● **EXERCISE REQUIREMENTS**:
Write out the full listing exactly as given, minus the images.

+---+

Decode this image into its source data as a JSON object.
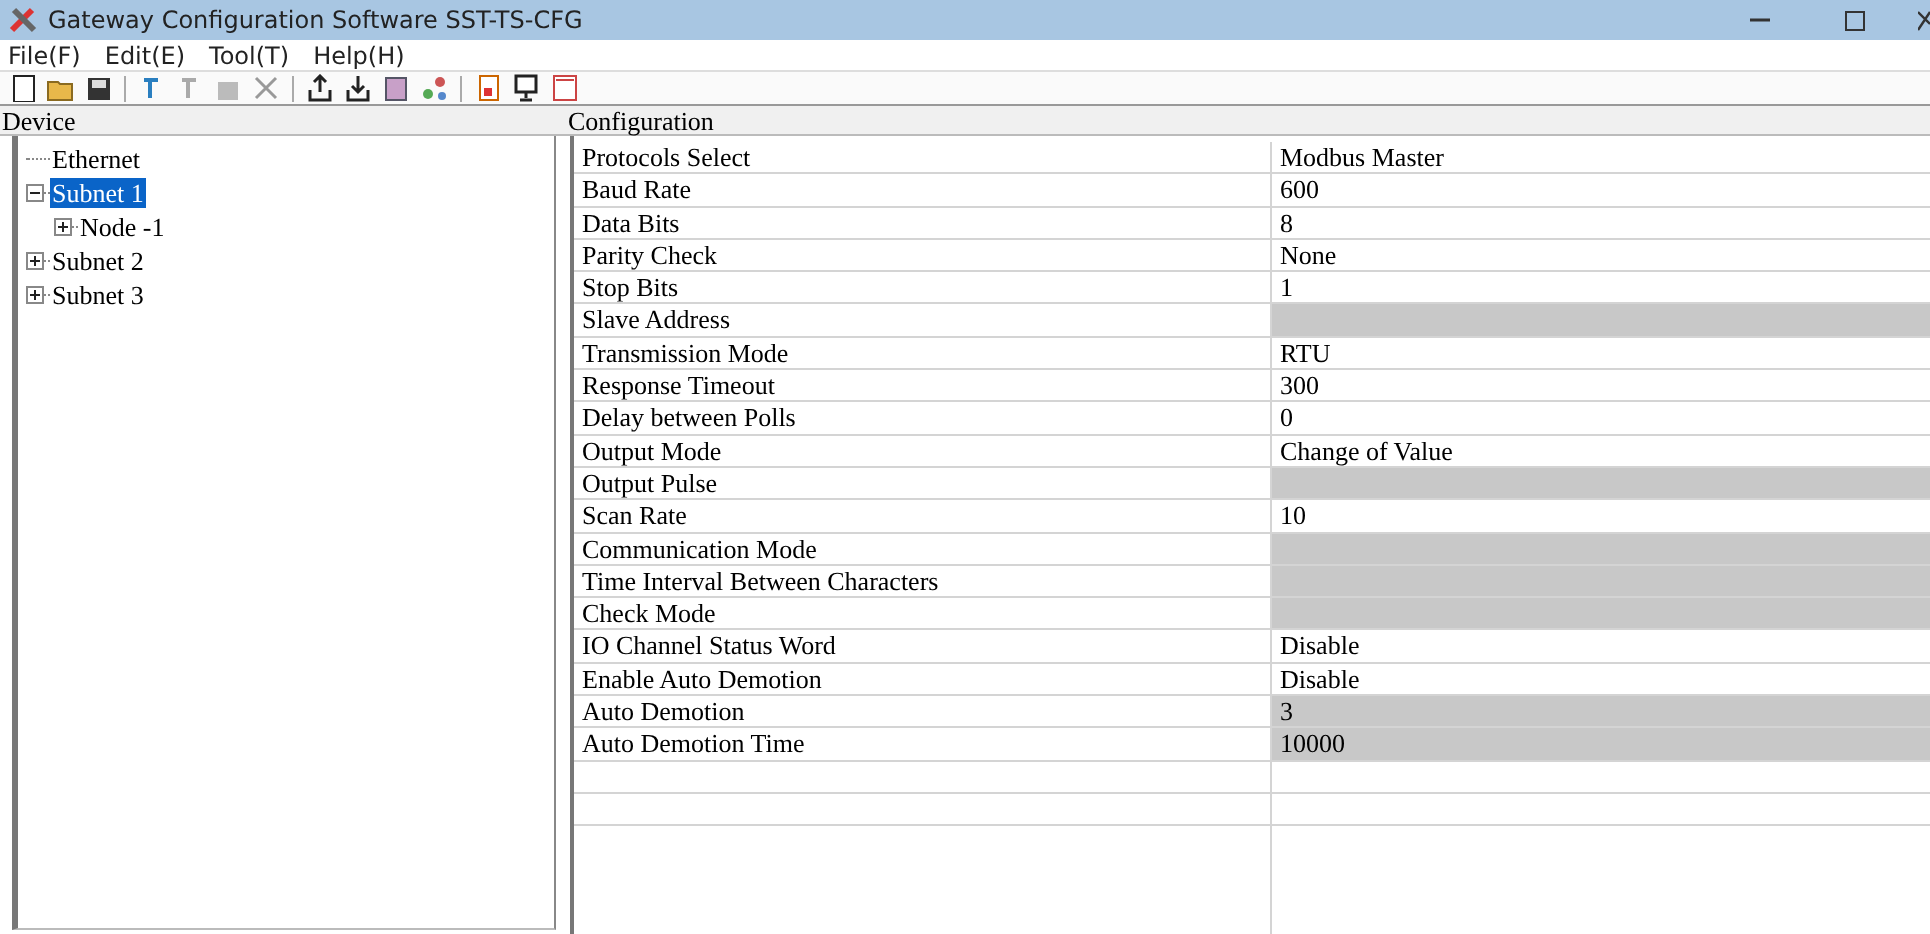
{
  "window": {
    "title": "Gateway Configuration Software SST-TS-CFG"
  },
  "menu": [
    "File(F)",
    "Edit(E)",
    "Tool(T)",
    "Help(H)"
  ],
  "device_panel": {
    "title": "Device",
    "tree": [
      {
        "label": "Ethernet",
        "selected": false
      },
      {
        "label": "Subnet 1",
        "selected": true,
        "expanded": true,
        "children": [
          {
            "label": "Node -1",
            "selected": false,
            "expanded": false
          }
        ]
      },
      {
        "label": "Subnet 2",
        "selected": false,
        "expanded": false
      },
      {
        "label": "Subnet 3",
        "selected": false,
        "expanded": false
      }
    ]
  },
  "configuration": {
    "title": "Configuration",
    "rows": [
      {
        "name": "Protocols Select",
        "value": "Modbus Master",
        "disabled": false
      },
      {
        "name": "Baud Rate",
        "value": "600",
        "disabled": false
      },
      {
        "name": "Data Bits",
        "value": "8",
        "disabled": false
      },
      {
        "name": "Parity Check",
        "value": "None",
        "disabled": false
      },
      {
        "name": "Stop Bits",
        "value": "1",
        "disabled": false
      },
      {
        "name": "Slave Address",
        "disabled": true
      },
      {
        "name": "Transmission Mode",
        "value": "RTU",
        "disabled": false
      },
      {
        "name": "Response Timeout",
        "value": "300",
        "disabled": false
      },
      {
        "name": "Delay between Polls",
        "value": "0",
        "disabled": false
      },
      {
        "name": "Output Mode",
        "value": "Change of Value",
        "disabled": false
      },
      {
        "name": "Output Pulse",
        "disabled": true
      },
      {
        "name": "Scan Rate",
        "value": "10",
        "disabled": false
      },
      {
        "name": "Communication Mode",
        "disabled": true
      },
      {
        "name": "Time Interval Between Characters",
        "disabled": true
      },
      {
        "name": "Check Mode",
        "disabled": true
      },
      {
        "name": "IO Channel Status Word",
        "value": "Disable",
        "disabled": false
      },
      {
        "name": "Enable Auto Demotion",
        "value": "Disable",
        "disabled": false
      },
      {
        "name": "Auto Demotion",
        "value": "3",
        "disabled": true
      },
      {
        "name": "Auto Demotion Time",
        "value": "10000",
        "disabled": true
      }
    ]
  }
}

+---+

● **RESPONSE TO THIS EXERCISE**:
Decode this image into its source data as a JSON object.
{
  "window": {
    "title": "Gateway Configuration Software SST-TS-CFG"
  },
  "menu": [
    "File(F)",
    "Edit(E)",
    "Tool(T)",
    "Help(H)"
  ],
  "device_panel": {
    "title": "Device",
    "tree": [
      {
        "label": "Ethernet",
        "selected": false
      },
      {
        "label": "Subnet 1",
        "selected": true,
        "expanded": true,
        "children": [
          {
            "label": "Node -1",
            "selected": false,
            "expanded": false
          }
        ]
      },
      {
        "label": "Subnet 2",
        "selected": false,
        "expanded": false
      },
      {
        "label": "Subnet 3",
        "selected": false,
        "expanded": false
      }
    ]
  },
  "configuration": {
    "title": "Configuration",
    "rows": [
      {
        "name": "Protocols Select",
        "value": "Modbus Master",
        "disabled": false
      },
      {
        "name": "Baud Rate",
        "value": "600",
        "disabled": false
      },
      {
        "name": "Data Bits",
        "value": "8",
        "disabled": false
      },
      {
        "name": "Parity Check",
        "value": "None",
        "disabled": false
      },
      {
        "name": "Stop Bits",
        "value": "1",
        "disabled": false
      },
      {
        "name": "Slave Address",
        "disabled": true
      },
      {
        "name": "Transmission Mode",
        "value": "RTU",
        "disabled": false
      },
      {
        "name": "Response Timeout",
        "value": "300",
        "disabled": false
      },
      {
        "name": "Delay between Polls",
        "value": "0",
        "disabled": false
      },
      {
        "name": "Output Mode",
        "value": "Change of Value",
        "disabled": false
      },
      {
        "name": "Output Pulse",
        "disabled": true
      },
      {
        "name": "Scan Rate",
        "value": "10",
        "disabled": false
      },
      {
        "name": "Communication Mode",
        "disabled": true
      },
      {
        "name": "Time Interval Between Characters",
        "disabled": true
      },
      {
        "name": "Check Mode",
        "disabled": true
      },
      {
        "name": "IO Channel Status Word",
        "value": "Disable",
        "disabled": false
      },
      {
        "name": "Enable Auto Demotion",
        "value": "Disable",
        "disabled": false
      },
      {
        "name": "Auto Demotion",
        "value": "3",
        "disabled": true
      },
      {
        "name": "Auto Demotion Time",
        "value": "10000",
        "disabled": true
      }
    ]
  }
}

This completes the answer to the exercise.